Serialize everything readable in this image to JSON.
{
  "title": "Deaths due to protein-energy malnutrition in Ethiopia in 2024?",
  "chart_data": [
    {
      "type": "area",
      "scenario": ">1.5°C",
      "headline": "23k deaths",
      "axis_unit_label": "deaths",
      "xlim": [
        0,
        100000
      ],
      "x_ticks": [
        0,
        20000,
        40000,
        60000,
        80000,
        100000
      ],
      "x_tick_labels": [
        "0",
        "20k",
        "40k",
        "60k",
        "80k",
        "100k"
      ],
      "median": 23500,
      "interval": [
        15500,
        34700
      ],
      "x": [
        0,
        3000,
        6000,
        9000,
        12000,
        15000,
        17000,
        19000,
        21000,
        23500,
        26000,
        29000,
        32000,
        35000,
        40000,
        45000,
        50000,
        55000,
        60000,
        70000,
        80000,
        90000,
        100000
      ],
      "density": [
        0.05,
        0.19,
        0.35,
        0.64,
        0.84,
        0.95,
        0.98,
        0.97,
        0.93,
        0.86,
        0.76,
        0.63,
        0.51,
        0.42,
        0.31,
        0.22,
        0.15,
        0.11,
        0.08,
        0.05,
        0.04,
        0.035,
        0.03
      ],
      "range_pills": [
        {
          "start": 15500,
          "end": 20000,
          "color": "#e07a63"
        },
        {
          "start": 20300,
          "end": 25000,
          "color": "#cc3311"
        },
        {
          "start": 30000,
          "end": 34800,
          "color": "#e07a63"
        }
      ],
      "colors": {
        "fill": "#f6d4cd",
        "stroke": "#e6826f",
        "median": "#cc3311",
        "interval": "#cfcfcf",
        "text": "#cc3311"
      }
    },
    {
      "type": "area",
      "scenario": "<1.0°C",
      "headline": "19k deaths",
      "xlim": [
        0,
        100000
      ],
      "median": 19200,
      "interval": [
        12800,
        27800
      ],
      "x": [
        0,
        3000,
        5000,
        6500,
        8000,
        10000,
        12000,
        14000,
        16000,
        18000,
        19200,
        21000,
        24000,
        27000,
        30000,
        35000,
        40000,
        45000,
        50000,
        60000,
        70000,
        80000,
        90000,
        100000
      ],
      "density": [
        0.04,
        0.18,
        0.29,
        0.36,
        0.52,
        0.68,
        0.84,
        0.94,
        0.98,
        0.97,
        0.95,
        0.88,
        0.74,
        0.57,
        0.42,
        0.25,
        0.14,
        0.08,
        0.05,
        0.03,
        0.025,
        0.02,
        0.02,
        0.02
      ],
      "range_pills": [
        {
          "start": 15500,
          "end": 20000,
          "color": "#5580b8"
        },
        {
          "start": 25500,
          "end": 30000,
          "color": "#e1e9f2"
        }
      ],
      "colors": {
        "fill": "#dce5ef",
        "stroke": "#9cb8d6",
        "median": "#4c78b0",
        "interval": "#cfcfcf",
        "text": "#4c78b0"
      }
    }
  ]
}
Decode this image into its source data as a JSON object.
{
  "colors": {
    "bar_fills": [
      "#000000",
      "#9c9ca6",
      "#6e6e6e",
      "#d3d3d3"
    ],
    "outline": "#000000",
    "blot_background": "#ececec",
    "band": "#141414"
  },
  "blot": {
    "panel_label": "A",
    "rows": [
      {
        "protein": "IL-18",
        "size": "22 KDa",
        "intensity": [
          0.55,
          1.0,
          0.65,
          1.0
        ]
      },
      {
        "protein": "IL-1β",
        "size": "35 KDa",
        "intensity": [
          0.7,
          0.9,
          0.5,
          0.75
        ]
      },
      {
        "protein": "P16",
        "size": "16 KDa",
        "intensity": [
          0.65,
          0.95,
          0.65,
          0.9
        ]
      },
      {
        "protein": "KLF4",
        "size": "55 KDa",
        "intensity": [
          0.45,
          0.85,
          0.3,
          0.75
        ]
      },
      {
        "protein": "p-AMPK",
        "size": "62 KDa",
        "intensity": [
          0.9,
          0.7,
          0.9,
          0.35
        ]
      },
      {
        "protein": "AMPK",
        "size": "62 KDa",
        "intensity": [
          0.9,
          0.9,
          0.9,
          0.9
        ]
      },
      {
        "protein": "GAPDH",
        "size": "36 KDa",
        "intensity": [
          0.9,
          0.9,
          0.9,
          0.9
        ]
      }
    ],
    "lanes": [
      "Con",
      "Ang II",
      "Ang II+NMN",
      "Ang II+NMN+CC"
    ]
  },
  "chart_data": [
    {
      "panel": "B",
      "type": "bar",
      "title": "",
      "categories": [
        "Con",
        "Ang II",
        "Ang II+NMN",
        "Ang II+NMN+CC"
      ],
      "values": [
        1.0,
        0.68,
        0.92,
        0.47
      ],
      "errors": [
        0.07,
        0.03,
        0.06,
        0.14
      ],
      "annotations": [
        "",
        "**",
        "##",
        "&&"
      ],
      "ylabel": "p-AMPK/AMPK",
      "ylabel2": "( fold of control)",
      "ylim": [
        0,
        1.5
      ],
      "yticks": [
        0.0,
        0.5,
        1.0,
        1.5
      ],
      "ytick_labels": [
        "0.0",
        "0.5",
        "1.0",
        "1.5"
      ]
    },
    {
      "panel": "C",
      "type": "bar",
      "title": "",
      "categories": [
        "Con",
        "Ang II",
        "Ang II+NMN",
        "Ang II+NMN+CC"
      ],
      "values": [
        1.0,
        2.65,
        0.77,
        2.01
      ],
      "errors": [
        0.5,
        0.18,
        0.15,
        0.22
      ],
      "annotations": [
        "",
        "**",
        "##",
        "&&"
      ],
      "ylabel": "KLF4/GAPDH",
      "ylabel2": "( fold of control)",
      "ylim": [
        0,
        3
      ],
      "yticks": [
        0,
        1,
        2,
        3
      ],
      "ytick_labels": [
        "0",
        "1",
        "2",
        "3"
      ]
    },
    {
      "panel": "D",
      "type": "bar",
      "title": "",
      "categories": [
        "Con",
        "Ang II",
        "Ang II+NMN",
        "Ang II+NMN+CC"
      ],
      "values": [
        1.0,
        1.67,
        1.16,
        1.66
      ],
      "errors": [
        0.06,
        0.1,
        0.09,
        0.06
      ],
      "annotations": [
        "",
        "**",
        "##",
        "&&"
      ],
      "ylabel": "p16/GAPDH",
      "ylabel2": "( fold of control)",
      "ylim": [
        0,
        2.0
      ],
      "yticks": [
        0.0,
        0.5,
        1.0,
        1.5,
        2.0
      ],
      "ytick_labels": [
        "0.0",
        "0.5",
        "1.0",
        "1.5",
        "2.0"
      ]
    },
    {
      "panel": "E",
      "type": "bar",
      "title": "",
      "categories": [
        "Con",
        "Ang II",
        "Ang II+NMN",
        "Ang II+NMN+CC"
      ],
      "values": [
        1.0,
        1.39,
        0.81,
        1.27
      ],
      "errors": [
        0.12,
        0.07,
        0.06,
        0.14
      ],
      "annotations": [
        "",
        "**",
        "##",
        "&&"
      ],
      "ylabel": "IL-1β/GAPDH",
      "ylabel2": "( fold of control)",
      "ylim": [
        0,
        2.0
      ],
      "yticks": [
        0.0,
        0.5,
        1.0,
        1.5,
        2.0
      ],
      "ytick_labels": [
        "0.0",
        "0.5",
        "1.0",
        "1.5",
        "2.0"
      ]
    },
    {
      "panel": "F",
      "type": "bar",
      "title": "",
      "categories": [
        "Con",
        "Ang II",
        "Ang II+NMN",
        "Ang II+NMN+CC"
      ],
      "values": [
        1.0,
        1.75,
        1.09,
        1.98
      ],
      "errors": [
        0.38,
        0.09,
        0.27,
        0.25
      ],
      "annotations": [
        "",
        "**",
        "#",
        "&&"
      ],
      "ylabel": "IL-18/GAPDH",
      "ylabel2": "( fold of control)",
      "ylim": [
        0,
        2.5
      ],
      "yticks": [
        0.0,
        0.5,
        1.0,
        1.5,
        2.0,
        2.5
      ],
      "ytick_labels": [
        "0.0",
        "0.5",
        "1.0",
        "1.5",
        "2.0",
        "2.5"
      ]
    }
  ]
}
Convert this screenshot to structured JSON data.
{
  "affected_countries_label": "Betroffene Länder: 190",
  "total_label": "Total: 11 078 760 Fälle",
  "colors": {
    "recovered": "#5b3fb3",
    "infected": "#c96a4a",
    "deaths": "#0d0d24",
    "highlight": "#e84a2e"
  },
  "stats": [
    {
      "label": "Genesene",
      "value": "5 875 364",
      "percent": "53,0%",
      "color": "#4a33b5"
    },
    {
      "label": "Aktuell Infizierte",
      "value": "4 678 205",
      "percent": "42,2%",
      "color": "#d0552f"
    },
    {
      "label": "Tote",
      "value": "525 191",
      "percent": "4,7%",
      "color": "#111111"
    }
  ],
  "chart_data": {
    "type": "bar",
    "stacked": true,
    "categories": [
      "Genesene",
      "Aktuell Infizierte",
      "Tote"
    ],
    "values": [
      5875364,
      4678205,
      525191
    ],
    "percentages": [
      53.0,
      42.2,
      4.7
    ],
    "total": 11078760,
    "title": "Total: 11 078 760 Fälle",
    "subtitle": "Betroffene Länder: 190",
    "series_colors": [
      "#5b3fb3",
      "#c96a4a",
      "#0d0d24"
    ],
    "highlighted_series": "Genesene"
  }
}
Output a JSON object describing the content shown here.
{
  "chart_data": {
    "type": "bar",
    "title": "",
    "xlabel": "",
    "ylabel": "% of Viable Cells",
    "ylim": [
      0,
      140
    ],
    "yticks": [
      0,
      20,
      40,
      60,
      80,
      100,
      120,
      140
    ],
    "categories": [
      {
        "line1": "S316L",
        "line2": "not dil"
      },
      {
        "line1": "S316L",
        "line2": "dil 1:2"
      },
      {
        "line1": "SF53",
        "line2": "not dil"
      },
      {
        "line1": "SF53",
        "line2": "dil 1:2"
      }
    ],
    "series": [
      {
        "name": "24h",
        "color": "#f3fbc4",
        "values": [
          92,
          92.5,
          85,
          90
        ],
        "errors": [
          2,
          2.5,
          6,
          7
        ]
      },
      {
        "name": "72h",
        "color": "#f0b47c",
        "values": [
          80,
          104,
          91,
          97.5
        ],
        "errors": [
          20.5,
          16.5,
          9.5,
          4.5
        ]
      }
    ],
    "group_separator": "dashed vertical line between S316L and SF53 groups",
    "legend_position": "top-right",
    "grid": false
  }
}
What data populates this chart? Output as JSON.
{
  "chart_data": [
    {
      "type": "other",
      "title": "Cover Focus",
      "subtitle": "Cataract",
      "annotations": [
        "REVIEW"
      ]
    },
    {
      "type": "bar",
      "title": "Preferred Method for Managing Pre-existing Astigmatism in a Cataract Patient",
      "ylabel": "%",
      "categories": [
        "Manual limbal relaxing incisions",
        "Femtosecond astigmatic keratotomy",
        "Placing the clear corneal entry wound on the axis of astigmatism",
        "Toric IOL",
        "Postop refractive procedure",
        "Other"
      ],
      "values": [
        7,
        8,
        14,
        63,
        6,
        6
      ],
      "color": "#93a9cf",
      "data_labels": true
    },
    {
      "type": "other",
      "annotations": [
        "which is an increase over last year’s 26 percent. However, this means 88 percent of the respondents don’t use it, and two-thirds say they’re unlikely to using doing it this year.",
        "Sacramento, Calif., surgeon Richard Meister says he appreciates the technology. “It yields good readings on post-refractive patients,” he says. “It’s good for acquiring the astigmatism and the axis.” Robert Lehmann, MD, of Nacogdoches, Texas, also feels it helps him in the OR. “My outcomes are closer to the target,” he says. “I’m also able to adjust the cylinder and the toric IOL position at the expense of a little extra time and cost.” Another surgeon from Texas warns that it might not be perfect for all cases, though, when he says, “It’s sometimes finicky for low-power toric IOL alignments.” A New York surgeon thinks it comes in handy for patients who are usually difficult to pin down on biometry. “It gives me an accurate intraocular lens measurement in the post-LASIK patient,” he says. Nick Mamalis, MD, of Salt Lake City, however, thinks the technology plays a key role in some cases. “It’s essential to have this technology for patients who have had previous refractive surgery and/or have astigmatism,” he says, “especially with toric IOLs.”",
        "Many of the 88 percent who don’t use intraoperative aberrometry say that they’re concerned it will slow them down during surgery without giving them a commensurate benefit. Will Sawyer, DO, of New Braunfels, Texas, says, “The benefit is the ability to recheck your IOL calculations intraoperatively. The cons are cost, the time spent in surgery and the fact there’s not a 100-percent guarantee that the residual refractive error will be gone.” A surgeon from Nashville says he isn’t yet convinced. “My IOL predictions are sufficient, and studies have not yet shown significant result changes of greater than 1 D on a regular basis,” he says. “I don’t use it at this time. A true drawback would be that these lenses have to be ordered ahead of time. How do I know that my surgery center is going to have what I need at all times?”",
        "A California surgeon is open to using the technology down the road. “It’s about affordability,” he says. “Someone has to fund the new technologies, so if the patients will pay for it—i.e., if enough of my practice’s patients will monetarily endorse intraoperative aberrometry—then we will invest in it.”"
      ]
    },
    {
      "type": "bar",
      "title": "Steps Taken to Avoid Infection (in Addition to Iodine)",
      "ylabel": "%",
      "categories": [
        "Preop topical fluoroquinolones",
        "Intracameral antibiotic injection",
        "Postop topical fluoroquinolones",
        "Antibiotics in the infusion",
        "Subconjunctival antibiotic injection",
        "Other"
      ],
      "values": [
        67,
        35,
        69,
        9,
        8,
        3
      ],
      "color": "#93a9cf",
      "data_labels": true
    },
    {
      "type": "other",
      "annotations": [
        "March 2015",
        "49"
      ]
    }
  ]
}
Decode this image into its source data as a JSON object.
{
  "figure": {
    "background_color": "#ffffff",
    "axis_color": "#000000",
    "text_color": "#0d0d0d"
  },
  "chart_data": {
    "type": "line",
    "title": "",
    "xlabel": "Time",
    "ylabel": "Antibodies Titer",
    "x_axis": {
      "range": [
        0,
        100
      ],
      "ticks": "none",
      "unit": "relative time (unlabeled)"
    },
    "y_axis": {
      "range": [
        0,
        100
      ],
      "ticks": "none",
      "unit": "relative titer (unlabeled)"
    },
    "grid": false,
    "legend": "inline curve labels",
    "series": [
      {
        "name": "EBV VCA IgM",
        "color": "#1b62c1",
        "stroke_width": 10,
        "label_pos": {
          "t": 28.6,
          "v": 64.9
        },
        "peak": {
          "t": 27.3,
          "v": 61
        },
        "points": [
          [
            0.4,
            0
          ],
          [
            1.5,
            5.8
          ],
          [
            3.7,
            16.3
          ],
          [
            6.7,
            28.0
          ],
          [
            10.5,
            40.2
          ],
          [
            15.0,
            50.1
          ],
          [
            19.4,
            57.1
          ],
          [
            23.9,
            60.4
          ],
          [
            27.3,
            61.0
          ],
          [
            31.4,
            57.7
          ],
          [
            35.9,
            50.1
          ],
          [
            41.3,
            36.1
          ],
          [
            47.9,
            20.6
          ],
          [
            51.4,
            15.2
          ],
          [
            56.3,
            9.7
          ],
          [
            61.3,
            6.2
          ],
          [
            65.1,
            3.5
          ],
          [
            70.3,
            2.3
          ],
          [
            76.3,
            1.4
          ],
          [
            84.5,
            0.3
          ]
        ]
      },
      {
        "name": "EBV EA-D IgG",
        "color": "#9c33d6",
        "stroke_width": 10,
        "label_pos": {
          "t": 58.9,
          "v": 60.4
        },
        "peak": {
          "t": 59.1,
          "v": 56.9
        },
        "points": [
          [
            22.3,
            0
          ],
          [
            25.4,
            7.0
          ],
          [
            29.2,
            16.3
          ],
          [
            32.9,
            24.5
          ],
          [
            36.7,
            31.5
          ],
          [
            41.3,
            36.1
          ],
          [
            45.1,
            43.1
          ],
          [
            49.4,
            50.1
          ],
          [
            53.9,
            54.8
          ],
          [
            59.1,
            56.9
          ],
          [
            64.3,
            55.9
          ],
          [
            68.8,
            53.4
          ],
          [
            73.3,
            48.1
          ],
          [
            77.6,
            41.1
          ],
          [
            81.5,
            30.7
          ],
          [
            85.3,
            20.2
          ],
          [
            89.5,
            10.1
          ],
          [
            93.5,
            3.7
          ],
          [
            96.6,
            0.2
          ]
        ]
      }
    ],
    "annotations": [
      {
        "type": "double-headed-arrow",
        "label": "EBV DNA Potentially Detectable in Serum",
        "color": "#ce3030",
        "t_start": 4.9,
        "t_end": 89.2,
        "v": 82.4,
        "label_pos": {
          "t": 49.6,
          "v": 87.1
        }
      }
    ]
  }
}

— TASK TO CARRY OUT —
Every line that holds the word "Aktuell" should be copied from the records above.

— EXERCISE RESULT —
      "label": "Aktuell Infizierte",
      "Aktuell Infizierte",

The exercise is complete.